__Stated exercise__: In the data below, find each line containing the string "screen" and return it.

__The input__:
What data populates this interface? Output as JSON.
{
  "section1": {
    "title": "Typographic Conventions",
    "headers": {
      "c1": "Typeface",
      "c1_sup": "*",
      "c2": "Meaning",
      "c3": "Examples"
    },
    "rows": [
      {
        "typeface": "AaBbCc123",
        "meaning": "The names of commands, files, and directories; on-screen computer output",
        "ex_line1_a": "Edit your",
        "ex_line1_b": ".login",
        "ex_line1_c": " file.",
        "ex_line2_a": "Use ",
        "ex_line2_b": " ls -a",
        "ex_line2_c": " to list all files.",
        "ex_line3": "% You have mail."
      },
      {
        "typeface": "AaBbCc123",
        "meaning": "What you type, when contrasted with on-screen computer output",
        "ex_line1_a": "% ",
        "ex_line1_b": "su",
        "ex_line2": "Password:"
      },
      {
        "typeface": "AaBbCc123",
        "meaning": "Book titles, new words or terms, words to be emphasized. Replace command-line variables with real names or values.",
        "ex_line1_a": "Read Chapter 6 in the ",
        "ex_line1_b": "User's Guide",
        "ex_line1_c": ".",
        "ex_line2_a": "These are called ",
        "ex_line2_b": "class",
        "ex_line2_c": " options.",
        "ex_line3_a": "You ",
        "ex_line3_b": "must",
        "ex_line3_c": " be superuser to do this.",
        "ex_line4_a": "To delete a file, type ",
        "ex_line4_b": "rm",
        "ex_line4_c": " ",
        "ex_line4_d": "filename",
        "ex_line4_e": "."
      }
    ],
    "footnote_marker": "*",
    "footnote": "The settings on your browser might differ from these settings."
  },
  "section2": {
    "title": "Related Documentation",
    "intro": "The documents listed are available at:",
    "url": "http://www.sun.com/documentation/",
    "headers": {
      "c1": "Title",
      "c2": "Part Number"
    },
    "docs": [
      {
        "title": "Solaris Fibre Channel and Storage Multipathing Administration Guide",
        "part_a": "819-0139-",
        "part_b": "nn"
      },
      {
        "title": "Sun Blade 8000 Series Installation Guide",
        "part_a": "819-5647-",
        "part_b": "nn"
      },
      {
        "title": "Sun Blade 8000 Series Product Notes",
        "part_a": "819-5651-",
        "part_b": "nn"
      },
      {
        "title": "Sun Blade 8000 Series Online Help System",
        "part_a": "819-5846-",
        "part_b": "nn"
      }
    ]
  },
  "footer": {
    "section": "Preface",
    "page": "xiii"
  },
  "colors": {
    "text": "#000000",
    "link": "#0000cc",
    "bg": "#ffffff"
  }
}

__Full response__:
        "meaning": "The names of commands, files, and directories; on-screen computer output",
        "meaning": "What you type, when contrasted with on-screen computer output",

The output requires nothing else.